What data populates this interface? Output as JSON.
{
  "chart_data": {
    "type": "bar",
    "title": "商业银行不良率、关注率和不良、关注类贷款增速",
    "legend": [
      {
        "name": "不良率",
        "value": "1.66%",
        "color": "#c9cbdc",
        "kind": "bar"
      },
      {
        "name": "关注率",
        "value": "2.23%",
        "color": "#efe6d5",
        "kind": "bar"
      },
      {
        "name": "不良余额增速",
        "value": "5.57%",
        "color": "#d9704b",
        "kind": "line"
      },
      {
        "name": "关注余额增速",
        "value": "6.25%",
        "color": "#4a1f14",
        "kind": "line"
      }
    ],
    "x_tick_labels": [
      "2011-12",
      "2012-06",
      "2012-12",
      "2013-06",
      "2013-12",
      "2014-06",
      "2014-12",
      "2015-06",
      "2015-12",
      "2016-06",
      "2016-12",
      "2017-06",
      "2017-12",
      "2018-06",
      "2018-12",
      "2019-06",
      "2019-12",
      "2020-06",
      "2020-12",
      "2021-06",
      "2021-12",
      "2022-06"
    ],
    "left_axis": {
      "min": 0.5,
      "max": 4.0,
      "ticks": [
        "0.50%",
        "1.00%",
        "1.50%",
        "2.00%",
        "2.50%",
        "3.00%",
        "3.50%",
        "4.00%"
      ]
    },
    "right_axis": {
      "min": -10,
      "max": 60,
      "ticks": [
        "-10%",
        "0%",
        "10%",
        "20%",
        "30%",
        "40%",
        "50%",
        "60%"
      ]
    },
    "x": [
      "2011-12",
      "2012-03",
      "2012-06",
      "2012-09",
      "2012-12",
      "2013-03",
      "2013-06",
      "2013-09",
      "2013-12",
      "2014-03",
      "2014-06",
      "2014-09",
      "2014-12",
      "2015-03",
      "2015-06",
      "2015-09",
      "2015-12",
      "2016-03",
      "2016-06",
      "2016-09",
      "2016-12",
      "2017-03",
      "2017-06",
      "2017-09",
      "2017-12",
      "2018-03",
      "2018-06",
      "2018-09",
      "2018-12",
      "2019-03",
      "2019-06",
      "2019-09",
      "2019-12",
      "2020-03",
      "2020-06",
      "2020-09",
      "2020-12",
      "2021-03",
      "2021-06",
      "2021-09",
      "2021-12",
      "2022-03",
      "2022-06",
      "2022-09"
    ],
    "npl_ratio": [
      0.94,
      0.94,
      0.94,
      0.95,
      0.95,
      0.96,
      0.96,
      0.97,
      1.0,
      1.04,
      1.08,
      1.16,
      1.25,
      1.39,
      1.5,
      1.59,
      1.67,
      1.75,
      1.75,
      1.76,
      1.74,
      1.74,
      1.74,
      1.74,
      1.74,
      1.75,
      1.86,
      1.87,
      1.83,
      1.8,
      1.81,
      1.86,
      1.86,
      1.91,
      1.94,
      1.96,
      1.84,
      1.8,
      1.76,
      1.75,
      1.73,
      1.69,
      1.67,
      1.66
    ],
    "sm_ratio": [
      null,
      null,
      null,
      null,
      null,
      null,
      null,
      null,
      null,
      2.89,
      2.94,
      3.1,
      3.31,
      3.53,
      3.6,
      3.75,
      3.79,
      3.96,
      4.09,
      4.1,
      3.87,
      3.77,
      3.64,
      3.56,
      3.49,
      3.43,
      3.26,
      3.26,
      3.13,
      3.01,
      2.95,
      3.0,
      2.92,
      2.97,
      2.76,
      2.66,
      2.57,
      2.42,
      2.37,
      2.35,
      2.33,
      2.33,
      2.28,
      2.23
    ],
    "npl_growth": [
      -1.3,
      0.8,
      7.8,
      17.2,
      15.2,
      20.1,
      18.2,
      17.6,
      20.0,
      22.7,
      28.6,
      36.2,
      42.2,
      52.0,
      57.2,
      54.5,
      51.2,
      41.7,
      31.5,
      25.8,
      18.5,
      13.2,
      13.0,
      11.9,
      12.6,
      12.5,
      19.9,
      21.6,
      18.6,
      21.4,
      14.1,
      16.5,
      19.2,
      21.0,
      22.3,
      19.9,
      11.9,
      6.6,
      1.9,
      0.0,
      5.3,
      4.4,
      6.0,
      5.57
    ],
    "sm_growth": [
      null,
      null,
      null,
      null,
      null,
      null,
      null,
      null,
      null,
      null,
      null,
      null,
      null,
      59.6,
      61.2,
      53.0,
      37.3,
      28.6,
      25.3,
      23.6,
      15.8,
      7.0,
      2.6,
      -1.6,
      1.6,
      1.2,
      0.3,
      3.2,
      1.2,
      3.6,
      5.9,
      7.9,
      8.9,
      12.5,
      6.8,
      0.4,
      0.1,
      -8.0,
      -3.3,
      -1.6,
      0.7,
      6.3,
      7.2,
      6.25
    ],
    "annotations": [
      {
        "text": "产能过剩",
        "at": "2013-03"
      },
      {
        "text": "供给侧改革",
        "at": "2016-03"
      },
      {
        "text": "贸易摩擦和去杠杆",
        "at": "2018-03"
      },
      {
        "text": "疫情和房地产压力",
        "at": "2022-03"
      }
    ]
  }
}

——

TASK: Out of the material above, select every line that holds the string "color".

TASK RESULT:
        "color": "#c9cbdc",
        "color": "#efe6d5",
        "color": "#d9704b",
        "color": "#4a1f14",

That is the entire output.